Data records
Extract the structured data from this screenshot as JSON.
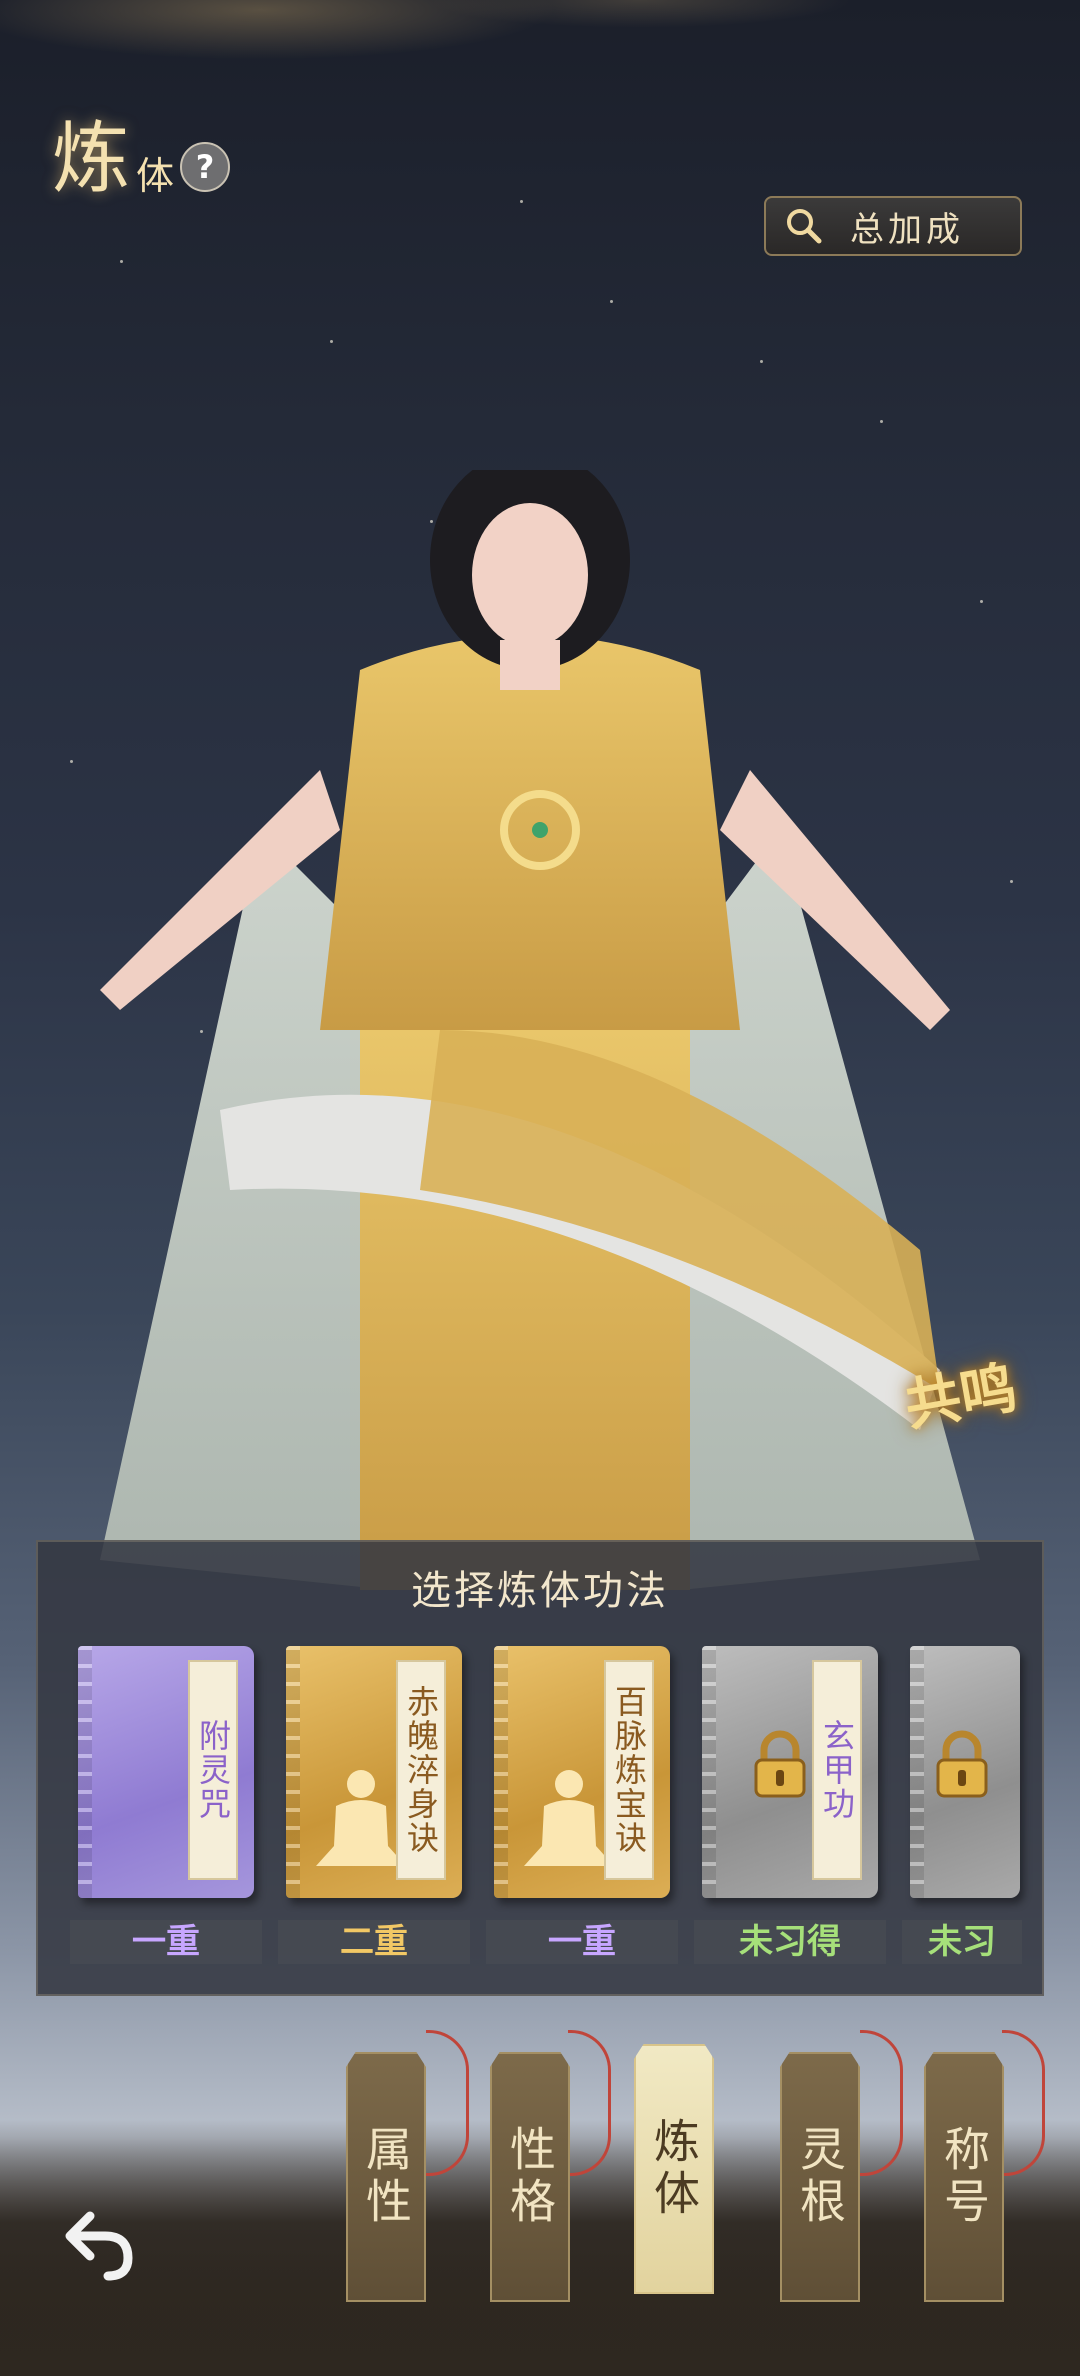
{
  "header": {
    "title_big": "炼",
    "title_small": "体",
    "help_glyph": "?",
    "bonus_button": "总加成"
  },
  "badge": {
    "resonance": "共鸣"
  },
  "panel": {
    "title": "选择炼体功法",
    "books": [
      {
        "name": "附灵咒",
        "rank": "一重",
        "style": "purple"
      },
      {
        "name": "赤魄淬身诀",
        "rank": "二重",
        "style": "gold"
      },
      {
        "name": "百脉炼宝诀",
        "rank": "一重",
        "style": "gold"
      },
      {
        "name": "玄甲功",
        "rank": "未习得",
        "style": "gray"
      },
      {
        "name": "",
        "rank": "未习",
        "style": "gray"
      }
    ]
  },
  "tabs": [
    {
      "label": "属性",
      "active": false
    },
    {
      "label": "性格",
      "active": false
    },
    {
      "label": "炼体",
      "active": true
    },
    {
      "label": "灵根",
      "active": false
    },
    {
      "label": "称号",
      "active": false
    }
  ],
  "colors": {
    "accent_gold": "#f4e1b0",
    "rank_purple": "#c7a6ff",
    "rank_gold": "#f2c865",
    "rank_green": "#a6e07a"
  }
}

Written problem
Images in the data above are to be skipped. Retype all other material exactly.

Exercise output
Extract the structured data from this screenshot as JSON.
{
  "header": {
    "title_big": "炼",
    "title_small": "体",
    "help_glyph": "?",
    "bonus_button": "总加成"
  },
  "badge": {
    "resonance": "共鸣"
  },
  "panel": {
    "title": "选择炼体功法",
    "books": [
      {
        "name": "附灵咒",
        "rank": "一重",
        "style": "purple"
      },
      {
        "name": "赤魄淬身诀",
        "rank": "二重",
        "style": "gold"
      },
      {
        "name": "百脉炼宝诀",
        "rank": "一重",
        "style": "gold"
      },
      {
        "name": "玄甲功",
        "rank": "未习得",
        "style": "gray"
      },
      {
        "name": "",
        "rank": "未习",
        "style": "gray"
      }
    ]
  },
  "tabs": [
    {
      "label": "属性",
      "active": false
    },
    {
      "label": "性格",
      "active": false
    },
    {
      "label": "炼体",
      "active": true
    },
    {
      "label": "灵根",
      "active": false
    },
    {
      "label": "称号",
      "active": false
    }
  ],
  "colors": {
    "accent_gold": "#f4e1b0",
    "rank_purple": "#c7a6ff",
    "rank_gold": "#f2c865",
    "rank_green": "#a6e07a"
  }
}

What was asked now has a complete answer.